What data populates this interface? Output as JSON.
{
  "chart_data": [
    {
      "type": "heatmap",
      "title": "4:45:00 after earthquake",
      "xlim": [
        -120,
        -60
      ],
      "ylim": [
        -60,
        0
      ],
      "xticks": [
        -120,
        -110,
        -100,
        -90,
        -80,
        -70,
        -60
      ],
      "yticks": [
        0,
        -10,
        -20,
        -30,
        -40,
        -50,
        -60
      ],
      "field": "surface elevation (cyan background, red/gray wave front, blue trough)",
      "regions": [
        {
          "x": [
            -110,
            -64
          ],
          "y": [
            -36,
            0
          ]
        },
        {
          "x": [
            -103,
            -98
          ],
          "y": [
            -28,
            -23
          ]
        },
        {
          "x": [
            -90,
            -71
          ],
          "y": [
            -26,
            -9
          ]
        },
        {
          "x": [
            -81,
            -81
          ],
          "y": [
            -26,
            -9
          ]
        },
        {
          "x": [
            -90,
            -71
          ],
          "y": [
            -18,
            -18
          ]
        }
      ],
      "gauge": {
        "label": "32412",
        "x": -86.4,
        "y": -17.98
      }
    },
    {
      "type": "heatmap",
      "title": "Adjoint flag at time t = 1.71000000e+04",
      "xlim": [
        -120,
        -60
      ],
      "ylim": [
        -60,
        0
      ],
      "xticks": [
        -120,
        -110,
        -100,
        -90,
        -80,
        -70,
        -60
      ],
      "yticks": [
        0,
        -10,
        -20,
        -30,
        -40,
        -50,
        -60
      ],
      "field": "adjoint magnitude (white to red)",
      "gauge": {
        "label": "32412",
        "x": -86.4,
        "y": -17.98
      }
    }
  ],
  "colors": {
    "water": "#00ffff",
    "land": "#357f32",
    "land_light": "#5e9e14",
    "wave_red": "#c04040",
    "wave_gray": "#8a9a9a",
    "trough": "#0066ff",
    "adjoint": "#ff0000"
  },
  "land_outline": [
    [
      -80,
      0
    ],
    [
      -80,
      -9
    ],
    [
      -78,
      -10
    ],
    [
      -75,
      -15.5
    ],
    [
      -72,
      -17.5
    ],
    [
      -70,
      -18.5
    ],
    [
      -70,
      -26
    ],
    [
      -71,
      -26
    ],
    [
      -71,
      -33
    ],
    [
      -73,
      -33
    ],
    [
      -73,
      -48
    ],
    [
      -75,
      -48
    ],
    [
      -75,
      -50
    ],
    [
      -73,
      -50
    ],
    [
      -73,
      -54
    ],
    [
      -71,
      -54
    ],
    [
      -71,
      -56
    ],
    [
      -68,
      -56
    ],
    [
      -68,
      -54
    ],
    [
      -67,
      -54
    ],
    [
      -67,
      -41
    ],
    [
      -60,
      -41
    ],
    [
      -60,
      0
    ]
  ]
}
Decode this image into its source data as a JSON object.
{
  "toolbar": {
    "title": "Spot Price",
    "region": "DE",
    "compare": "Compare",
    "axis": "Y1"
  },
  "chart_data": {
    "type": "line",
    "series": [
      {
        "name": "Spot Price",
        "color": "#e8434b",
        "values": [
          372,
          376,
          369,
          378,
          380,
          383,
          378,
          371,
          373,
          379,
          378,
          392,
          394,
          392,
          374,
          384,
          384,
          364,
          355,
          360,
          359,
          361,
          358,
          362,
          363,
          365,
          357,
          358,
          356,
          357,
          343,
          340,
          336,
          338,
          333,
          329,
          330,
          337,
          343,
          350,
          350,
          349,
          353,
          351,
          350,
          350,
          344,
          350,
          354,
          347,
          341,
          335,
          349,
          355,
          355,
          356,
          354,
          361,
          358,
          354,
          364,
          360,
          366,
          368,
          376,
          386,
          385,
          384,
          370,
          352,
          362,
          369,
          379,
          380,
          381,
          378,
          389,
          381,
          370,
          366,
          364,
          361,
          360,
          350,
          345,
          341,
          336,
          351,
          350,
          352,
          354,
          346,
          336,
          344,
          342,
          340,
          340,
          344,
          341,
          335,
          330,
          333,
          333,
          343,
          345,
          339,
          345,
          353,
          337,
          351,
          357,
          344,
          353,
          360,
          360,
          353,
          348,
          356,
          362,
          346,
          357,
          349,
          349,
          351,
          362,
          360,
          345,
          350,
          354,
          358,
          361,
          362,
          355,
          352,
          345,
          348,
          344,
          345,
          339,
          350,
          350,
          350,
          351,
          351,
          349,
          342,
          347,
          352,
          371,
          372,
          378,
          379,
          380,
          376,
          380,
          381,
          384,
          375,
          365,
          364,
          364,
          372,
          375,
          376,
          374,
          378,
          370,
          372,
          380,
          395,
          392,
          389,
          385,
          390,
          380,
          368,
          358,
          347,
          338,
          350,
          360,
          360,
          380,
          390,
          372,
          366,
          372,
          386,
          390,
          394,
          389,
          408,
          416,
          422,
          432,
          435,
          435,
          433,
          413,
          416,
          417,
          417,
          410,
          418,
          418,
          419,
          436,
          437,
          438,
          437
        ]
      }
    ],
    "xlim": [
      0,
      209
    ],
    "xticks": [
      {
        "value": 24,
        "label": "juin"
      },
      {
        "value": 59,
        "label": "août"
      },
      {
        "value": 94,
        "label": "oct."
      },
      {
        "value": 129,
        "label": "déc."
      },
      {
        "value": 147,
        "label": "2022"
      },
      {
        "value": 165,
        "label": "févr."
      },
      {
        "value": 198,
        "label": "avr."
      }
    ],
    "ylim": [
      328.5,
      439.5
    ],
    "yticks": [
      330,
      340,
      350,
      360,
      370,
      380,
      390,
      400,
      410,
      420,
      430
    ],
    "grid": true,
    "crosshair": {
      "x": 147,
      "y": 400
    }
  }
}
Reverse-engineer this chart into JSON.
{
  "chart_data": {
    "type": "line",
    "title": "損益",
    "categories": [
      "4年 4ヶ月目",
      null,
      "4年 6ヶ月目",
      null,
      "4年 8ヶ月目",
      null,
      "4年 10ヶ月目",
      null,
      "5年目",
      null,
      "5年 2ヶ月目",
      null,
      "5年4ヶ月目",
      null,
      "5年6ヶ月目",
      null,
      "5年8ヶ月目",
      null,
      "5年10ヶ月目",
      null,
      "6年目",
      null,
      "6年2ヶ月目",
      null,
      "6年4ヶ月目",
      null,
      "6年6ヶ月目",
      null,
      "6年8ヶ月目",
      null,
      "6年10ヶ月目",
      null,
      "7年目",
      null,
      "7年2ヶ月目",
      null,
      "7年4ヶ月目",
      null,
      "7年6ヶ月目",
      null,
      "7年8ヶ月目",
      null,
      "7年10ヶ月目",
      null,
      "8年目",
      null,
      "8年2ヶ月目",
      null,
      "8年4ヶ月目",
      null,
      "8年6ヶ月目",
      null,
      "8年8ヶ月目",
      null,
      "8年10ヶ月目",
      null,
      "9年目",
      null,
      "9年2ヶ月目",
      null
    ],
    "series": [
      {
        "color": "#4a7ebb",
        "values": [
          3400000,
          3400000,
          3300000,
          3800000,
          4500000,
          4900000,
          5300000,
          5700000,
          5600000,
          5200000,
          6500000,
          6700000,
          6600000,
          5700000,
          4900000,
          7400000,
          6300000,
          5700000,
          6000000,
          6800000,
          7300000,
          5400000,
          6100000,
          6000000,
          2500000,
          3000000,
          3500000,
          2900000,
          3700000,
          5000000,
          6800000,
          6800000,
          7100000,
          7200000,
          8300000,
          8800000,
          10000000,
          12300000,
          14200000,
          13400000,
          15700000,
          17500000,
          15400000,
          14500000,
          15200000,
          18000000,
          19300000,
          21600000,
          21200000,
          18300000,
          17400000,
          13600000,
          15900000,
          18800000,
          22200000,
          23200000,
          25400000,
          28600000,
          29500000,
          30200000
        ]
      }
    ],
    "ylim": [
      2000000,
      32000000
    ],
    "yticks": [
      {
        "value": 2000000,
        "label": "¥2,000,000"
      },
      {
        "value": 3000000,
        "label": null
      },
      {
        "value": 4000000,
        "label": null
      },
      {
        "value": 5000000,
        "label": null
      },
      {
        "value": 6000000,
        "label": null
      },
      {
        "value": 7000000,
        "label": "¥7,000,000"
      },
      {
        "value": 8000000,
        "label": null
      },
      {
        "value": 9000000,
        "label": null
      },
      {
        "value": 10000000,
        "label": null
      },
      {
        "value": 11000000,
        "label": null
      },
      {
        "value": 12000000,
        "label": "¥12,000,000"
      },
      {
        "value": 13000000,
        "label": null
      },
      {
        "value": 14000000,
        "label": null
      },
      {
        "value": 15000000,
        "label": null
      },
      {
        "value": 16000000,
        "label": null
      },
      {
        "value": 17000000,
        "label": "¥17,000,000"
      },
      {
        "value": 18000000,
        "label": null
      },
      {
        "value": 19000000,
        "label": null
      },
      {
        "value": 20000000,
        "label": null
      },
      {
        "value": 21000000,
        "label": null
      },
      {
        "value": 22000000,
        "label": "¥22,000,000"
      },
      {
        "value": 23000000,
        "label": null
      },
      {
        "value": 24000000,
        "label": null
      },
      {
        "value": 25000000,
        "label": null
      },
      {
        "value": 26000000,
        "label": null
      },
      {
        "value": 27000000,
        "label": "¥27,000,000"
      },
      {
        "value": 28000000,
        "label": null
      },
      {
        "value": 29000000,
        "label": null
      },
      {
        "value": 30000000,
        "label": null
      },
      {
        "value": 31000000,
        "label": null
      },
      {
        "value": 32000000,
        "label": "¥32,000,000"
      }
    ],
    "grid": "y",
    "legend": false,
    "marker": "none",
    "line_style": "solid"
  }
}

=-=-=-=-=

**Problem to work on:** Copy out each line of the records where the string "title" appears.

**Answer for the task:**
      "title": "4:45:00 after earthquake",
      "title": "Adjoint flag at time t = 1.71000000e+04",
    "title": "Spot Price",
    "title": "損益",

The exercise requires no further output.